* DATA ROWS:
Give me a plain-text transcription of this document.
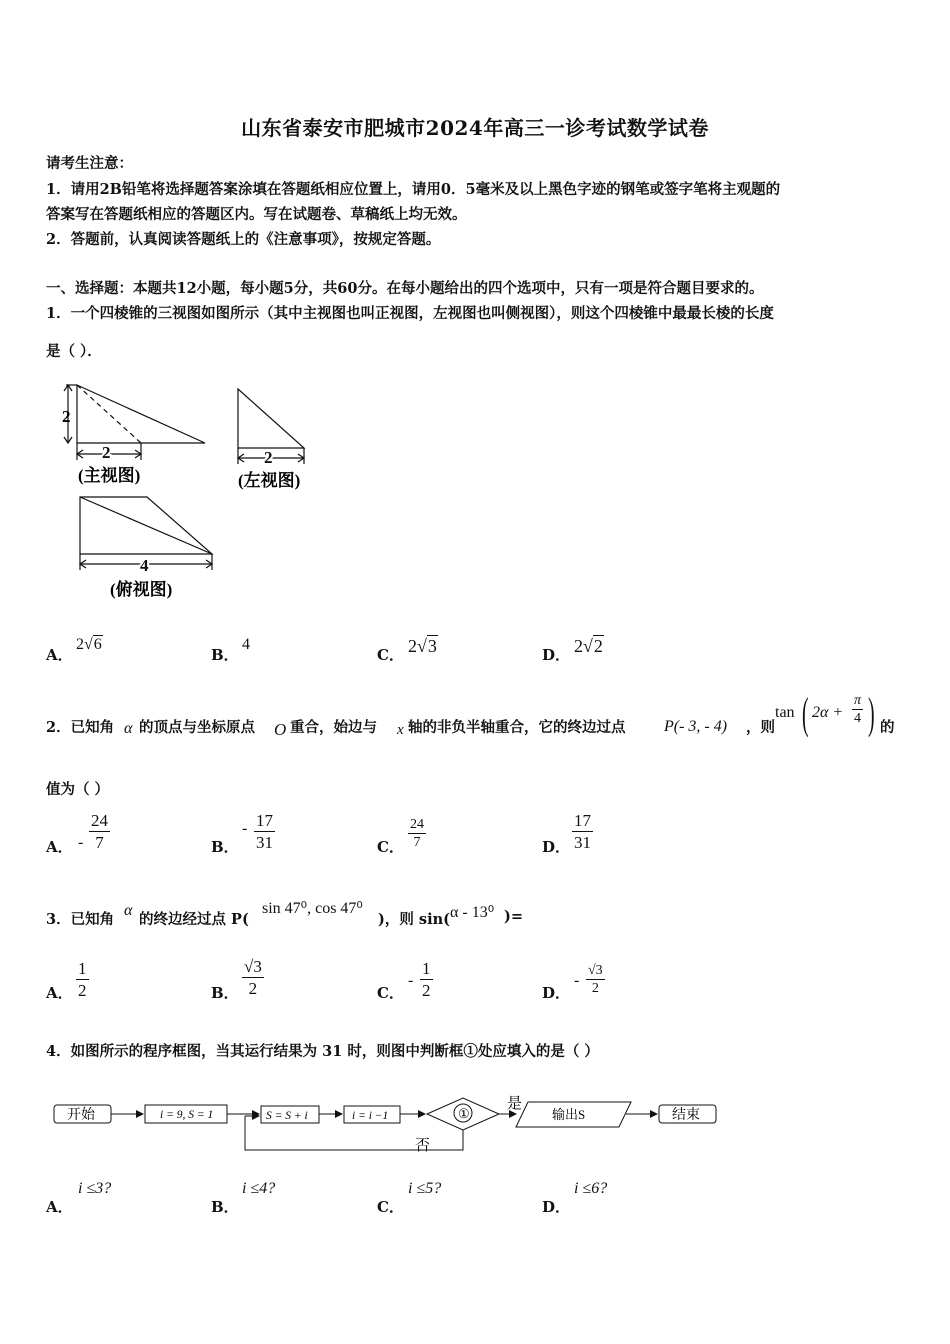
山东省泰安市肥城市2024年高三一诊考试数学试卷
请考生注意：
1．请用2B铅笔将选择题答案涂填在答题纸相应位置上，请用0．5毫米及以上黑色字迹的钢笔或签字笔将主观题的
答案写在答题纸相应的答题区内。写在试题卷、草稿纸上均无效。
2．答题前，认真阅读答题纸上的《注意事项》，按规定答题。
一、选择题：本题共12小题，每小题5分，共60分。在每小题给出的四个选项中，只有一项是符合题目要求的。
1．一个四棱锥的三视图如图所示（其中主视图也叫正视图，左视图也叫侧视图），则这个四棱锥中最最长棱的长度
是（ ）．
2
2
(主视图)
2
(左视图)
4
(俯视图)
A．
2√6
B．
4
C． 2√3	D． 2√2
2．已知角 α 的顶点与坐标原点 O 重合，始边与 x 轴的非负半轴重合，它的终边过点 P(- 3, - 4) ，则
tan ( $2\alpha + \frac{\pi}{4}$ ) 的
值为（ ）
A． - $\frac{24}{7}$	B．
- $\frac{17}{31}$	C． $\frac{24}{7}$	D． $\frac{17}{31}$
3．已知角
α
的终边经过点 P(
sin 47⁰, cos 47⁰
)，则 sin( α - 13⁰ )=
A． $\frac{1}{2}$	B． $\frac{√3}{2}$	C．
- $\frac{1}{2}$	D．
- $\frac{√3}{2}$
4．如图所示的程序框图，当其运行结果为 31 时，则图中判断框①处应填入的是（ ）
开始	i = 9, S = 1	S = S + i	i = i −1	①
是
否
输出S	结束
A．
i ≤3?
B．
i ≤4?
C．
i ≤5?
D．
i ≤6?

==

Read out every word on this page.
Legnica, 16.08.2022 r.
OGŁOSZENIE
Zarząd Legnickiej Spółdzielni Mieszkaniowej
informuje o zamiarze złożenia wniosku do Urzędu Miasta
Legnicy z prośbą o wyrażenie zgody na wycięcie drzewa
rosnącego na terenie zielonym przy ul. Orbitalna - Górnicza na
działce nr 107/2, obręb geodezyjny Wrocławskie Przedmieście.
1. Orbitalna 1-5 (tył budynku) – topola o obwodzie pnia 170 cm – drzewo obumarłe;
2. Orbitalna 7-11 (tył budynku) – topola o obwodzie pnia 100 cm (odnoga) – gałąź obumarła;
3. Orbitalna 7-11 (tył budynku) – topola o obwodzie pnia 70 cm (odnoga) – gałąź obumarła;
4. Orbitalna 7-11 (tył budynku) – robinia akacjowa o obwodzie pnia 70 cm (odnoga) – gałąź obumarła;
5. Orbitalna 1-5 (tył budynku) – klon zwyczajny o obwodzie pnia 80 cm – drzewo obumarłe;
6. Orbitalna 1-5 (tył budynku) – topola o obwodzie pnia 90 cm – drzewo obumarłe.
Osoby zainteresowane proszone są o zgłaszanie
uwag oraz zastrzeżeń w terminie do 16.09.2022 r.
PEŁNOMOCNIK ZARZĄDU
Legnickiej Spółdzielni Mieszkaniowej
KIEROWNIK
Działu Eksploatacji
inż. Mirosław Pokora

* TO DO:
Search the data above for the string "pnia" and return every line that has it.

* THE OUTPUT:
1. Orbitalna 1-5 (tył budynku) – topola o obwodzie pnia 170 cm – drzewo obumarłe;
2. Orbitalna 7-11 (tył budynku) – topola o obwodzie pnia 100 cm (odnoga) – gałąź obumarła;
3. Orbitalna 7-11 (tył budynku) – topola o obwodzie pnia 70 cm (odnoga) – gałąź obumarła;
4. Orbitalna 7-11 (tył budynku) – robinia akacjowa o obwodzie pnia 70 cm (odnoga) – gałąź obumarła;
5. Orbitalna 1-5 (tył budynku) – klon zwyczajny o obwodzie pnia 80 cm – drzewo obumarłe;
6. Orbitalna 1-5 (tył budynku) – topola o obwodzie pnia 90 cm – drzewo obumarłe.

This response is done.